▶ Aufgabenstellung
Beantworte die folgenden Fragen zum Textauszug über Wiggins:
(a) Welche Folge des Allergie-Sprays Triamcinolon wird genannt?
(b) Von welchem Ort zu welchem Ort soll ein Teammitarbeiter das Paket vor der Tour 2011 gebracht haben?
(c) Welches Mittel soll sich laut dem Team in dem Paket befunden haben?

▶ Textauszug
Besonders bei Wiggins schienen diese Verschreibungen mehr als verdächtig, handelte es sich doch um das Mittel Triamcinolon. Das eigentliche Allergie-Spray hat unter anderem einen plötzlichen Gewichtsverlust zur Folge. Passenderweise erhielt Wiggins die Verabreichungen dreimal direkt vor dem Start einer dreiwöchigen Rundfahrt - bei zahlreichen Bergetappen, in denen jedes verlorene Gramm zählt, ein großer Vorteil.
Wiggins war sich jedoch keiner Schuld bewusst. Er empfand die Anschuldigungen als Überreaktion: "Es wird in Teilen aufgebauscht und personalisiert. Es braucht nicht mehr viel, um Aufsehen zu erregen, wegen den Dingen, die zuvor passiert sind. Ich verstehe das."
Ein Skandal jagt den nächsten
Doch es kam noch dicker: Kurz darauf wurden Details über ein Paket für Wiggins bekannt. Ein Mitarbeiter des Teams soll die ominöse Fracht vor der Tour 2011 von Manchester nach La Toussuire, wo das Team gerade weilte, gebracht haben. Der Inhalt des Pakets war nirgendwo verzeichnet. Die Frage, die sich also stellte: Wieso reist jemand persönlich über 1.500 Kilometer, nur um ein Paket zu überbringen?
Die Reaktion des Teams wirkte alles andere als glaubwürdig. In dem Paket sei der Hustenlöser Fluimucil gewesen - ein Medikament, das vor Ort in Frankreich für acht Euro in jeder Apotheke zukaufen gewesen wäre. Eine plausible Erklärung dafür gelang weder Wiggins noch Brailsford, vielmehr verstrickten sich beide in widersprüchliche Aussagen.

▶ Datensatz
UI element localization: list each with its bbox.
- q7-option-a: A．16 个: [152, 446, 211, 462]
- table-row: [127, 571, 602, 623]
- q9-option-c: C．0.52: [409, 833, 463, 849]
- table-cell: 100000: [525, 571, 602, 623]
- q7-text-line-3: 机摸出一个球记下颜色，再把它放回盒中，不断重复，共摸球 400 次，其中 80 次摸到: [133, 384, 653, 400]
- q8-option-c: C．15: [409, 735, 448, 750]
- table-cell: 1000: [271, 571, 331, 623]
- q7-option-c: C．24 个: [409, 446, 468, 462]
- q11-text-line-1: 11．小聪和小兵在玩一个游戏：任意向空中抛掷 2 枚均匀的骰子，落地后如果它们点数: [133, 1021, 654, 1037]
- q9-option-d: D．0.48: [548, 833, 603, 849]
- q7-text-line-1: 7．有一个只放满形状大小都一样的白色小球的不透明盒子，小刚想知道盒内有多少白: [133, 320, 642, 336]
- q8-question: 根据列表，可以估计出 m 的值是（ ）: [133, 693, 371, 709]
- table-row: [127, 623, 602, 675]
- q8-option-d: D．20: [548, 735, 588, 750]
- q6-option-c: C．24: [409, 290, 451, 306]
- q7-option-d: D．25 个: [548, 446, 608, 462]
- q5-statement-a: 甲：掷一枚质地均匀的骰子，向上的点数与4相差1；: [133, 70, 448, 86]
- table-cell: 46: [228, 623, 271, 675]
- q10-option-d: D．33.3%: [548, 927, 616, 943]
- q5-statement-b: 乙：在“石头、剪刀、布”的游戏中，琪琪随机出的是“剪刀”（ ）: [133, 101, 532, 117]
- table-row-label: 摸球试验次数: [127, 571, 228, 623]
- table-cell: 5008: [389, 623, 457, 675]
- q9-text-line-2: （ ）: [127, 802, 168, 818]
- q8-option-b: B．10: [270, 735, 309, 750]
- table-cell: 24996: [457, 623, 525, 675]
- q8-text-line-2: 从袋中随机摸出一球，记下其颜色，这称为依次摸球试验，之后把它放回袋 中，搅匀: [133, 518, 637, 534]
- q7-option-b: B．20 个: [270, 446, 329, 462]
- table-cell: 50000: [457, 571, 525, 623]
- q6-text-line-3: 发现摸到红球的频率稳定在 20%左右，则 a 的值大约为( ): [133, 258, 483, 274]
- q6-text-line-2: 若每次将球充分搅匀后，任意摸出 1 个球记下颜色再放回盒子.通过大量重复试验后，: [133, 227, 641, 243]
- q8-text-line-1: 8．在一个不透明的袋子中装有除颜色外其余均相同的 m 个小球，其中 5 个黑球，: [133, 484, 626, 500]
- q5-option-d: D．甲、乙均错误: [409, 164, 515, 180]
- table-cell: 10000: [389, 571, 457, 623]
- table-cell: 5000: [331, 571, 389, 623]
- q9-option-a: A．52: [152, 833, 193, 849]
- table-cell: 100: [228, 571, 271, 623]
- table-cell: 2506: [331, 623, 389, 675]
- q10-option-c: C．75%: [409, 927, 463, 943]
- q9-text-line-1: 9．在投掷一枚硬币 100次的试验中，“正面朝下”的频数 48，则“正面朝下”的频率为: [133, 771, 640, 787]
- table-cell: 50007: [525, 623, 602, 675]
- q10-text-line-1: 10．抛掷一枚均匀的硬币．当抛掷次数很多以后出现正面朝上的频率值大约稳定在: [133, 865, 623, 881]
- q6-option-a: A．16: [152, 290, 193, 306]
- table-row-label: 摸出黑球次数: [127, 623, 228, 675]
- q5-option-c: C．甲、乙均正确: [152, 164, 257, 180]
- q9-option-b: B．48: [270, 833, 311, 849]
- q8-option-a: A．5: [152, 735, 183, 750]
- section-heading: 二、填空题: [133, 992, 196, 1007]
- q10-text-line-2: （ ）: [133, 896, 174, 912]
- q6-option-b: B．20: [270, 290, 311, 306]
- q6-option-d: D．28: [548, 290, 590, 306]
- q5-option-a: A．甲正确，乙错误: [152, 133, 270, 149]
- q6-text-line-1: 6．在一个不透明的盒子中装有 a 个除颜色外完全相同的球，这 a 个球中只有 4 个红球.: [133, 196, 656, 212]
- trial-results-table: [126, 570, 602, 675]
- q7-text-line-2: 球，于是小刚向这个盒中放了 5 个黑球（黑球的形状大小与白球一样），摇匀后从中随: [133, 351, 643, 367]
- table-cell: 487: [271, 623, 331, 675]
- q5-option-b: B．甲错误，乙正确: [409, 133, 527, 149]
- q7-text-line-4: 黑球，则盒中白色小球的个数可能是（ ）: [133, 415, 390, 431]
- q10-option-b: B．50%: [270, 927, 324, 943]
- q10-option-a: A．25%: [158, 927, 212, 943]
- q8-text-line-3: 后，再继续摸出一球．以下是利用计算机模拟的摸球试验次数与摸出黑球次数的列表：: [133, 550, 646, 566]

▶ Lösung
(a) Ein plötzlicher Gewichtsverlust.
(b) Von Manchester nach La Toussuire.
(c) Der Hustenlöser Fluimucil.